**TASK STATEMENT**.
From the entries provided below, copy each line that contains the word "subject".

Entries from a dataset
[Start]

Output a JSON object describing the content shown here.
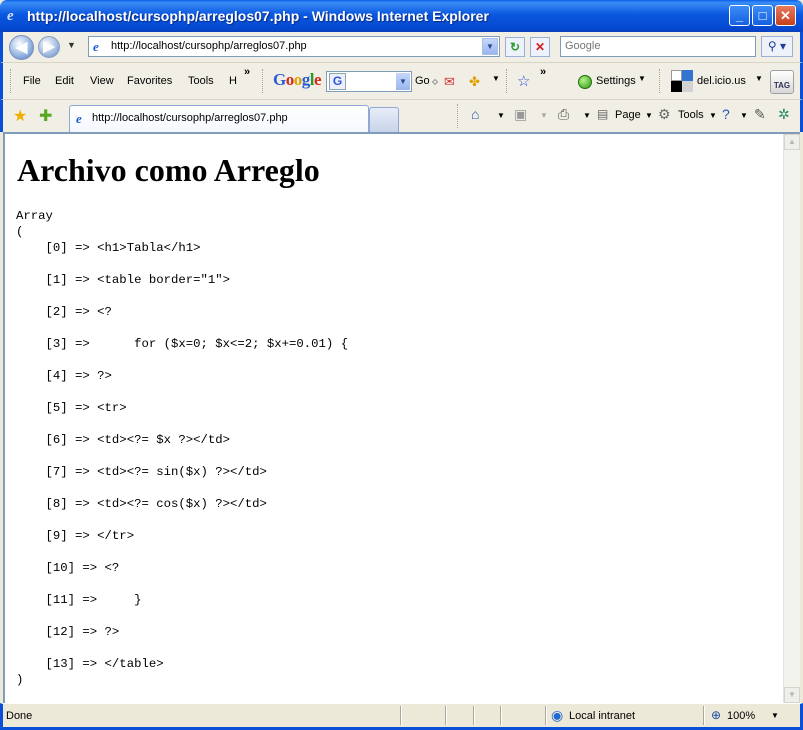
{
  "window": {
    "title": "http://localhost/cursophp/arreglos07.php - Windows Internet Explorer",
    "min_glyph": "_",
    "max_glyph": "□",
    "close_glyph": "✕"
  },
  "address_bar": {
    "url": "http://localhost/cursophp/arreglos07.php",
    "search_placeholder": "Google"
  },
  "menu": {
    "items": [
      "File",
      "Edit",
      "View",
      "Favorites",
      "Tools",
      "H"
    ],
    "overflow": "»"
  },
  "google_toolbar": {
    "logo_parts": [
      "G",
      "o",
      "o",
      "g",
      "l",
      "e"
    ],
    "go_label": "Go",
    "overflow": "»",
    "settings_label": "Settings",
    "delicious_label": "del.icio.us",
    "tag_label": "TAG"
  },
  "tab": {
    "label": "http://localhost/cursophp/arreglos07.php"
  },
  "command_bar": {
    "page_label": "Page",
    "tools_label": "Tools"
  },
  "content": {
    "heading": "Archivo como Arreglo",
    "array_dump": "Array\n(\n    [0] => <h1>Tabla</h1>\n\n    [1] => <table border=\"1\">\n\n    [2] => <?\n\n    [3] =>      for ($x=0; $x<=2; $x+=0.01) {\n\n    [4] => ?>\n\n    [5] => <tr>\n\n    [6] => <td><?= $x ?></td>\n\n    [7] => <td><?= sin($x) ?></td>\n\n    [8] => <td><?= cos($x) ?></td>\n\n    [9] => </tr>\n\n    [10] => <?\n\n    [11] =>     }\n\n    [12] => ?>\n\n    [13] => </table>\n)"
  },
  "status": {
    "text": "Done",
    "zone": "Local intranet",
    "zoom": "100%"
  },
  "icons": {
    "back": "back-arrow-icon",
    "forward": "forward-arrow-icon",
    "refresh": "refresh-icon",
    "stop": "stop-icon",
    "search": "search-icon",
    "home": "home-icon",
    "feeds": "feeds-icon",
    "print": "print-icon",
    "help": "help-icon"
  }
}
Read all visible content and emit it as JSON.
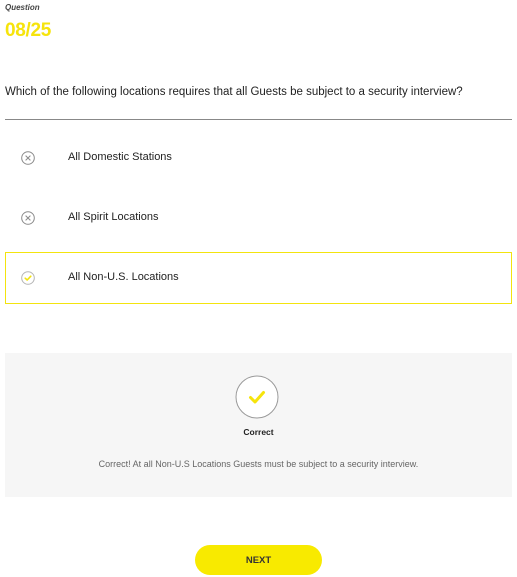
{
  "question": {
    "label": "Question",
    "counter": "08/25",
    "text": "Which of the following locations requires that all Guests be subject to a security interview?"
  },
  "options": [
    {
      "label": "All Domestic Stations",
      "state": "incorrect",
      "icon": "x-circle-icon"
    },
    {
      "label": "All Spirit Locations",
      "state": "incorrect",
      "icon": "x-circle-icon"
    },
    {
      "label": "All Non-U.S. Locations",
      "state": "selected-correct",
      "icon": "check-circle-icon"
    }
  ],
  "feedback": {
    "icon": "checkmark-icon",
    "title": "Correct",
    "text": "Correct! At all Non-U.S Locations Guests must be subject to a security interview."
  },
  "next_button": {
    "label": "NEXT"
  },
  "colors": {
    "accent": "#f8ea00",
    "counter": "#f6e40c",
    "feedback_bg": "#f6f6f6"
  }
}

[End]

**EXERCISE SOLUTION**.
    "text": "Which of the following locations requires that all Guests be subject to a security interview?"
    "text": "Correct! At all Non-U.S Locations Guests must be subject to a security interview."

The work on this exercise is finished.